» **What is expected**
Reproduce all of the material exactly as shown.

★ ★ ★

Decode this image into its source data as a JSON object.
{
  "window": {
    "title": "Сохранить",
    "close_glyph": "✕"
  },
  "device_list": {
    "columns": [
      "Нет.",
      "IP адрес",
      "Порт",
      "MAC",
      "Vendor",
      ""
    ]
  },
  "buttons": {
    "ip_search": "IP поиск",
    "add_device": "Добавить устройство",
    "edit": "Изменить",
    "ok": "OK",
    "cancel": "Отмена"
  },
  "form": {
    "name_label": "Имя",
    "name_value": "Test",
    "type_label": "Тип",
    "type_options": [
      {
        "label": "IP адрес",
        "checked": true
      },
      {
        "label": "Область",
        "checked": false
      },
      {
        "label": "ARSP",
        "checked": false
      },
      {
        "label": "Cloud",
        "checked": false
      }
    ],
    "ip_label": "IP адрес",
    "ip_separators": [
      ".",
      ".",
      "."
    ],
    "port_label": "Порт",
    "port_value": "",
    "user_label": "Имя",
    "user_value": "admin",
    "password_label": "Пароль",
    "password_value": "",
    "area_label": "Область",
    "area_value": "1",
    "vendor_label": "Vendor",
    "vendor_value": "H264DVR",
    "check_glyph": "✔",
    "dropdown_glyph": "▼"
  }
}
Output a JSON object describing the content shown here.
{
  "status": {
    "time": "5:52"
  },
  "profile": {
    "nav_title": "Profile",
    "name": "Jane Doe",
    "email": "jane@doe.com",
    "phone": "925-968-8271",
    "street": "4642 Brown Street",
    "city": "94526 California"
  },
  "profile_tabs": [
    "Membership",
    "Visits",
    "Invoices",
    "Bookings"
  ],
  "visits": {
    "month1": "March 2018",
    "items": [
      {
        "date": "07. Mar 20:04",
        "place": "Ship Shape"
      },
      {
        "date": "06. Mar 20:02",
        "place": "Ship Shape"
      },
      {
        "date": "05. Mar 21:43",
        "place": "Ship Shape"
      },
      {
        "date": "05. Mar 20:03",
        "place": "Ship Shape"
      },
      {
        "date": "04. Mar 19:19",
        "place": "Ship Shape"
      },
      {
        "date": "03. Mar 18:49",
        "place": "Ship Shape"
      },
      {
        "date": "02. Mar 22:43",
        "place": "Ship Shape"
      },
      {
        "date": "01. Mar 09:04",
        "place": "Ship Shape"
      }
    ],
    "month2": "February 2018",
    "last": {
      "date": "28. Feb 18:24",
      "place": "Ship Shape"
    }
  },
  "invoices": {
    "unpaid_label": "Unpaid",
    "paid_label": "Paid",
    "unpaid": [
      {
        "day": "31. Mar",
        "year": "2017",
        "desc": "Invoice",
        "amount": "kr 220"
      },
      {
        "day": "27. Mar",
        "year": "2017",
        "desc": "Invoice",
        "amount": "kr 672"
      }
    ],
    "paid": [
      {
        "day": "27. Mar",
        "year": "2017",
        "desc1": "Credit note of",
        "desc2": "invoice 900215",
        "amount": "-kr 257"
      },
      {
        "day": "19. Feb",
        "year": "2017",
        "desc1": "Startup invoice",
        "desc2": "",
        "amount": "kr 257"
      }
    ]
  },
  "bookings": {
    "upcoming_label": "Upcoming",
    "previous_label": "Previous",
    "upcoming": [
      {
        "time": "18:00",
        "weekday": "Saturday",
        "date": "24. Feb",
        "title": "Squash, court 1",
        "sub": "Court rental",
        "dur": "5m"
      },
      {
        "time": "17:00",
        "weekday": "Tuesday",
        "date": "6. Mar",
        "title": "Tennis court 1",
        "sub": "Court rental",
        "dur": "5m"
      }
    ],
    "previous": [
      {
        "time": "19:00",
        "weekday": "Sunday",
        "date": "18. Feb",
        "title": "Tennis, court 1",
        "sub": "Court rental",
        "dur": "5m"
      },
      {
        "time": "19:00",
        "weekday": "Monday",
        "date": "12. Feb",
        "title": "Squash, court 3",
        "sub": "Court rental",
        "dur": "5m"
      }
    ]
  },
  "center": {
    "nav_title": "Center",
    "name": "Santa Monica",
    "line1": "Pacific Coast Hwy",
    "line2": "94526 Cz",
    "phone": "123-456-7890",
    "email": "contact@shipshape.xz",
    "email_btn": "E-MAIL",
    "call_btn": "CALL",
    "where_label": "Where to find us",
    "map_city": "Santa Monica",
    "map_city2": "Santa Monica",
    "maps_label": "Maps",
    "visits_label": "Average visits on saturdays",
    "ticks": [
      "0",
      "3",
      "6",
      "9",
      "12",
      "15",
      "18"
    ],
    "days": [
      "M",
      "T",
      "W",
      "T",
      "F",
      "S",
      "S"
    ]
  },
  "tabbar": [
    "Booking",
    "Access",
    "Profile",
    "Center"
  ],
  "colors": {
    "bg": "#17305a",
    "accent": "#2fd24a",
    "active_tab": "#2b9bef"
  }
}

★ ★ ★

» **The output**
Decode this image into its source data as a JSON object.
{
  "window": {
    "title": "Сохранить",
    "close_glyph": "✕"
  },
  "device_list": {
    "columns": [
      "Нет.",
      "IP адрес",
      "Порт",
      "MAC",
      "Vendor",
      ""
    ]
  },
  "buttons": {
    "ip_search": "IP поиск",
    "add_device": "Добавить устройство",
    "edit": "Изменить",
    "ok": "OK",
    "cancel": "Отмена"
  },
  "form": {
    "name_label": "Имя",
    "name_value": "Test",
    "type_label": "Тип",
    "type_options": [
      {
        "label": "IP адрес",
        "checked": true
      },
      {
        "label": "Область",
        "checked": false
      },
      {
        "label": "ARSP",
        "checked": false
      },
      {
        "label": "Cloud",
        "checked": false
      }
    ],
    "ip_label": "IP адрес",
    "ip_separators": [
      ".",
      ".",
      "."
    ],
    "port_label": "Порт",
    "port_value": "",
    "user_label": "Имя",
    "user_value": "admin",
    "password_label": "Пароль",
    "password_value": "",
    "area_label": "Область",
    "area_value": "1",
    "vendor_label": "Vendor",
    "vendor_value": "H264DVR",
    "check_glyph": "✔",
    "dropdown_glyph": "▼"
  }
}
Output a JSON object describing the content shown here.
{
  "status": {
    "time": "5:52"
  },
  "profile": {
    "nav_title": "Profile",
    "name": "Jane Doe",
    "email": "jane@doe.com",
    "phone": "925-968-8271",
    "street": "4642 Brown Street",
    "city": "94526 California"
  },
  "profile_tabs": [
    "Membership",
    "Visits",
    "Invoices",
    "Bookings"
  ],
  "visits": {
    "month1": "March 2018",
    "items": [
      {
        "date": "07. Mar 20:04",
        "place": "Ship Shape"
      },
      {
        "date": "06. Mar 20:02",
        "place": "Ship Shape"
      },
      {
        "date": "05. Mar 21:43",
        "place": "Ship Shape"
      },
      {
        "date": "05. Mar 20:03",
        "place": "Ship Shape"
      },
      {
        "date": "04. Mar 19:19",
        "place": "Ship Shape"
      },
      {
        "date": "03. Mar 18:49",
        "place": "Ship Shape"
      },
      {
        "date": "02. Mar 22:43",
        "place": "Ship Shape"
      },
      {
        "date": "01. Mar 09:04",
        "place": "Ship Shape"
      }
    ],
    "month2": "February 2018",
    "last": {
      "date": "28. Feb 18:24",
      "place": "Ship Shape"
    }
  },
  "invoices": {
    "unpaid_label": "Unpaid",
    "paid_label": "Paid",
    "unpaid": [
      {
        "day": "31. Mar",
        "year": "2017",
        "desc": "Invoice",
        "amount": "kr 220"
      },
      {
        "day": "27. Mar",
        "year": "2017",
        "desc": "Invoice",
        "amount": "kr 672"
      }
    ],
    "paid": [
      {
        "day": "27. Mar",
        "year": "2017",
        "desc1": "Credit note of",
        "desc2": "invoice 900215",
        "amount": "-kr 257"
      },
      {
        "day": "19. Feb",
        "year": "2017",
        "desc1": "Startup invoice",
        "desc2": "",
        "amount": "kr 257"
      }
    ]
  },
  "bookings": {
    "upcoming_label": "Upcoming",
    "previous_label": "Previous",
    "upcoming": [
      {
        "time": "18:00",
        "weekday": "Saturday",
        "date": "24. Feb",
        "title": "Squash, court 1",
        "sub": "Court rental",
        "dur": "5m"
      },
      {
        "time": "17:00",
        "weekday": "Tuesday",
        "date": "6. Mar",
        "title": "Tennis court 1",
        "sub": "Court rental",
        "dur": "5m"
      }
    ],
    "previous": [
      {
        "time": "19:00",
        "weekday": "Sunday",
        "date": "18. Feb",
        "title": "Tennis, court 1",
        "sub": "Court rental",
        "dur": "5m"
      },
      {
        "time": "19:00",
        "weekday": "Monday",
        "date": "12. Feb",
        "title": "Squash, court 3",
        "sub": "Court rental",
        "dur": "5m"
      }
    ]
  },
  "center": {
    "nav_title": "Center",
    "name": "Santa Monica",
    "line1": "Pacific Coast Hwy",
    "line2": "94526 Cz",
    "phone": "123-456-7890",
    "email": "contact@shipshape.xz",
    "email_btn": "E-MAIL",
    "call_btn": "CALL",
    "where_label": "Where to find us",
    "map_city": "Santa Monica",
    "map_city2": "Santa Monica",
    "maps_label": "Maps",
    "visits_label": "Average visits on saturdays",
    "ticks": [
      "0",
      "3",
      "6",
      "9",
      "12",
      "15",
      "18"
    ],
    "days": [
      "M",
      "T",
      "W",
      "T",
      "F",
      "S",
      "S"
    ]
  },
  "tabbar": [
    "Booking",
    "Access",
    "Profile",
    "Center"
  ],
  "colors": {
    "bg": "#17305a",
    "accent": "#2fd24a",
    "active_tab": "#2b9bef"
  }
}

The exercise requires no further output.